***** Record excerpts

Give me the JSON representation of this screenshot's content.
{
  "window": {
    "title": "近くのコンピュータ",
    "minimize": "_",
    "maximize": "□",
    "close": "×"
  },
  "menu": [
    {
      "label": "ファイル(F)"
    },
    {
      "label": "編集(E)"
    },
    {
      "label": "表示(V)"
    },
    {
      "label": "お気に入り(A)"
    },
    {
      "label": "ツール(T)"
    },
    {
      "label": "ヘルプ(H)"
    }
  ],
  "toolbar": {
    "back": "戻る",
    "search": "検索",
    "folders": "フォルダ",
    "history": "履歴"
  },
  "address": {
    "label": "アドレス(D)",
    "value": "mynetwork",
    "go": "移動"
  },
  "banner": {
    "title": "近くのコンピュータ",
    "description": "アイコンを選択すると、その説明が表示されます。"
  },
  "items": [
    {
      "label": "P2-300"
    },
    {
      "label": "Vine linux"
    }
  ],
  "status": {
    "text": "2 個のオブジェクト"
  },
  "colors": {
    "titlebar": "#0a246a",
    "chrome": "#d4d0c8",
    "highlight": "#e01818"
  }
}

**********

### [Written instruction]
Quote every entry exactly.

### [Task response]
Give me the JSON representation of this screenshot's content.
{
  "window": {
    "title": "近くのコンピュータ",
    "minimize": "_",
    "maximize": "□",
    "close": "×"
  },
  "menu": [
    {
      "label": "ファイル(F)"
    },
    {
      "label": "編集(E)"
    },
    {
      "label": "表示(V)"
    },
    {
      "label": "お気に入り(A)"
    },
    {
      "label": "ツール(T)"
    },
    {
      "label": "ヘルプ(H)"
    }
  ],
  "toolbar": {
    "back": "戻る",
    "search": "検索",
    "folders": "フォルダ",
    "history": "履歴"
  },
  "address": {
    "label": "アドレス(D)",
    "value": "mynetwork",
    "go": "移動"
  },
  "banner": {
    "title": "近くのコンピュータ",
    "description": "アイコンを選択すると、その説明が表示されます。"
  },
  "items": [
    {
      "label": "P2-300"
    },
    {
      "label": "Vine linux"
    }
  ],
  "status": {
    "text": "2 個のオブジェクト"
  },
  "colors": {
    "titlebar": "#0a246a",
    "chrome": "#d4d0c8",
    "highlight": "#e01818"
  }
}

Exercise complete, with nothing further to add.